== EXTRACTED DATA ==

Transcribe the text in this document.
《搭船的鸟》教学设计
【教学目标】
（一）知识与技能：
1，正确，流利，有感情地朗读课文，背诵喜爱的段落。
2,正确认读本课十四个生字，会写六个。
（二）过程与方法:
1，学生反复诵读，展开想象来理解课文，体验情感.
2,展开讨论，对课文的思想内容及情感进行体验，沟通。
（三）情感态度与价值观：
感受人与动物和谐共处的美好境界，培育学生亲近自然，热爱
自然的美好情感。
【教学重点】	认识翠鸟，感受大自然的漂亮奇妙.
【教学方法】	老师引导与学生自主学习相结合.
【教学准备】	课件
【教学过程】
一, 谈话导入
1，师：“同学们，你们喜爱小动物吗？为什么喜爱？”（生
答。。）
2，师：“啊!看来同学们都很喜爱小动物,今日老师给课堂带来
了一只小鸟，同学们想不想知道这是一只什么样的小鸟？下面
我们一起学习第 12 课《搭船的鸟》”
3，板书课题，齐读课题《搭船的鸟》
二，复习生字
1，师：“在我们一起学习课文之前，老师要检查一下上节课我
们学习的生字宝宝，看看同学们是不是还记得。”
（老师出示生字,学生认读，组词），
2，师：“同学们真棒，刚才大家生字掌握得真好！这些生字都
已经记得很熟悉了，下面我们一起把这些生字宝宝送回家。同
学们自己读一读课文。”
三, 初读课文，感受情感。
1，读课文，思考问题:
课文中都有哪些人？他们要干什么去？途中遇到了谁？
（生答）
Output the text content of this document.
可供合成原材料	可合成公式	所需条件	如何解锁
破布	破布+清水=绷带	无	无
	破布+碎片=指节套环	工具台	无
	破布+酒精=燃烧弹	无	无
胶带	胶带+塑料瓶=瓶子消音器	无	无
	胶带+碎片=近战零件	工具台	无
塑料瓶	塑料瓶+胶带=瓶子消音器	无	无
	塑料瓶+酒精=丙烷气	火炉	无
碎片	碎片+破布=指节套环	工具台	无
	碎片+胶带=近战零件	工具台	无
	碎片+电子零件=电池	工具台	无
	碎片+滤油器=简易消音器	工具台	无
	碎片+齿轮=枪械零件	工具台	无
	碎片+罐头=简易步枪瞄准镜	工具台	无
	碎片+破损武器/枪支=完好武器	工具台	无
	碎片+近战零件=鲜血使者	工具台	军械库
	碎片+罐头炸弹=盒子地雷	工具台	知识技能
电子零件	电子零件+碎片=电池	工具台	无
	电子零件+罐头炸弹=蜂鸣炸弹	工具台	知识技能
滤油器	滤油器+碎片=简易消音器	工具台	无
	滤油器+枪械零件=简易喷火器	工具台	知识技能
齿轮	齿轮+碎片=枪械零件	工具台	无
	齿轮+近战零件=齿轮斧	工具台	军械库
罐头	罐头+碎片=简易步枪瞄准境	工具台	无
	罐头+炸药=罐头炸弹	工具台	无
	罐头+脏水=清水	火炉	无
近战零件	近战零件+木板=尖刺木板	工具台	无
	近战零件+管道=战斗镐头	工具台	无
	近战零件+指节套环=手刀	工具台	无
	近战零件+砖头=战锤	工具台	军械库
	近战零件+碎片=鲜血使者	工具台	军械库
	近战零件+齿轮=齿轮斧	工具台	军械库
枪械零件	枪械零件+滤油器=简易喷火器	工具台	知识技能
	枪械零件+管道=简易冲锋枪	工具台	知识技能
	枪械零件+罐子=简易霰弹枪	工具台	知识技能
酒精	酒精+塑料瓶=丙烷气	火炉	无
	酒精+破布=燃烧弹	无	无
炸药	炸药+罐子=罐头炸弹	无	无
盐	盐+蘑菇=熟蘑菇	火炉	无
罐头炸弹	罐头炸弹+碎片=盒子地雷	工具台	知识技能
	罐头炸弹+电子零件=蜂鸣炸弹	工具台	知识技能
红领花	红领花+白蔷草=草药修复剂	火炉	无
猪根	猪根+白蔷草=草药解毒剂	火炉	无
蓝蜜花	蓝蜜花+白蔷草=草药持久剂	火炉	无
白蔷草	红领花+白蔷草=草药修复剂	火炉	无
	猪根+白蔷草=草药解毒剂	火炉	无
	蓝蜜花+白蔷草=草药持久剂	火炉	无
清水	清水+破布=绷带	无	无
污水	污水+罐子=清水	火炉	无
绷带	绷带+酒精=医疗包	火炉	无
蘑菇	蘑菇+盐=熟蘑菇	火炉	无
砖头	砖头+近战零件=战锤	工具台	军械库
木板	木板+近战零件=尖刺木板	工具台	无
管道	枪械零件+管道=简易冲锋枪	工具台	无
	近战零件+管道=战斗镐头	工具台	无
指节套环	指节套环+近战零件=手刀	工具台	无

===

- [INSTRUCTION]: Write out the entries above once more, without altering anything.

- [WRITTEN SOLUTION]:
Transcribe the text in this document.
《搭船的鸟》教学设计
【教学目标】
（一）知识与技能：
1，正确，流利，有感情地朗读课文，背诵喜爱的段落。
2,正确认读本课十四个生字，会写六个。
（二）过程与方法:
1，学生反复诵读，展开想象来理解课文，体验情感.
2,展开讨论，对课文的思想内容及情感进行体验，沟通。
（三）情感态度与价值观：
感受人与动物和谐共处的美好境界，培育学生亲近自然，热爱
自然的美好情感。
【教学重点】	认识翠鸟，感受大自然的漂亮奇妙.
【教学方法】	老师引导与学生自主学习相结合.
【教学准备】	课件
【教学过程】
一, 谈话导入
1，师：“同学们，你们喜爱小动物吗？为什么喜爱？”（生
答。。）
2，师：“啊!看来同学们都很喜爱小动物,今日老师给课堂带来
了一只小鸟，同学们想不想知道这是一只什么样的小鸟？下面
我们一起学习第 12 课《搭船的鸟》”
3，板书课题，齐读课题《搭船的鸟》
二，复习生字
1，师：“在我们一起学习课文之前，老师要检查一下上节课我
们学习的生字宝宝，看看同学们是不是还记得。”
（老师出示生字,学生认读，组词），
2，师：“同学们真棒，刚才大家生字掌握得真好！这些生字都
已经记得很熟悉了，下面我们一起把这些生字宝宝送回家。同
学们自己读一读课文。”
三, 初读课文，感受情感。
1，读课文，思考问题:
课文中都有哪些人？他们要干什么去？途中遇到了谁？
（生答）
Output the text content of this document.
可供合成原材料	可合成公式	所需条件	如何解锁
破布	破布+清水=绷带	无	无
	破布+碎片=指节套环	工具台	无
	破布+酒精=燃烧弹	无	无
胶带	胶带+塑料瓶=瓶子消音器	无	无
	胶带+碎片=近战零件	工具台	无
塑料瓶	塑料瓶+胶带=瓶子消音器	无	无
	塑料瓶+酒精=丙烷气	火炉	无
碎片	碎片+破布=指节套环	工具台	无
	碎片+胶带=近战零件	工具台	无
	碎片+电子零件=电池	工具台	无
	碎片+滤油器=简易消音器	工具台	无
	碎片+齿轮=枪械零件	工具台	无
	碎片+罐头=简易步枪瞄准镜	工具台	无
	碎片+破损武器/枪支=完好武器	工具台	无
	碎片+近战零件=鲜血使者	工具台	军械库
	碎片+罐头炸弹=盒子地雷	工具台	知识技能
电子零件	电子零件+碎片=电池	工具台	无
	电子零件+罐头炸弹=蜂鸣炸弹	工具台	知识技能
滤油器	滤油器+碎片=简易消音器	工具台	无
	滤油器+枪械零件=简易喷火器	工具台	知识技能
齿轮	齿轮+碎片=枪械零件	工具台	无
	齿轮+近战零件=齿轮斧	工具台	军械库
罐头	罐头+碎片=简易步枪瞄准境	工具台	无
	罐头+炸药=罐头炸弹	工具台	无
	罐头+脏水=清水	火炉	无
近战零件	近战零件+木板=尖刺木板	工具台	无
	近战零件+管道=战斗镐头	工具台	无
	近战零件+指节套环=手刀	工具台	无
	近战零件+砖头=战锤	工具台	军械库
	近战零件+碎片=鲜血使者	工具台	军械库
	近战零件+齿轮=齿轮斧	工具台	军械库
枪械零件	枪械零件+滤油器=简易喷火器	工具台	知识技能
	枪械零件+管道=简易冲锋枪	工具台	知识技能
	枪械零件+罐子=简易霰弹枪	工具台	知识技能
酒精	酒精+塑料瓶=丙烷气	火炉	无
	酒精+破布=燃烧弹	无	无
炸药	炸药+罐子=罐头炸弹	无	无
盐	盐+蘑菇=熟蘑菇	火炉	无
罐头炸弹	罐头炸弹+碎片=盒子地雷	工具台	知识技能
	罐头炸弹+电子零件=蜂鸣炸弹	工具台	知识技能
红领花	红领花+白蔷草=草药修复剂	火炉	无
猪根	猪根+白蔷草=草药解毒剂	火炉	无
蓝蜜花	蓝蜜花+白蔷草=草药持久剂	火炉	无
白蔷草	红领花+白蔷草=草药修复剂	火炉	无
	猪根+白蔷草=草药解毒剂	火炉	无
	蓝蜜花+白蔷草=草药持久剂	火炉	无
清水	清水+破布=绷带	无	无
污水	污水+罐子=清水	火炉	无
绷带	绷带+酒精=医疗包	火炉	无
蘑菇	蘑菇+盐=熟蘑菇	火炉	无
砖头	砖头+近战零件=战锤	工具台	军械库
木板	木板+近战零件=尖刺木板	工具台	无
管道	枪械零件+管道=简易冲锋枪	工具台	无
	近战零件+管道=战斗镐头	工具台	无
指节套环	指节套环+近战零件=手刀	工具台	无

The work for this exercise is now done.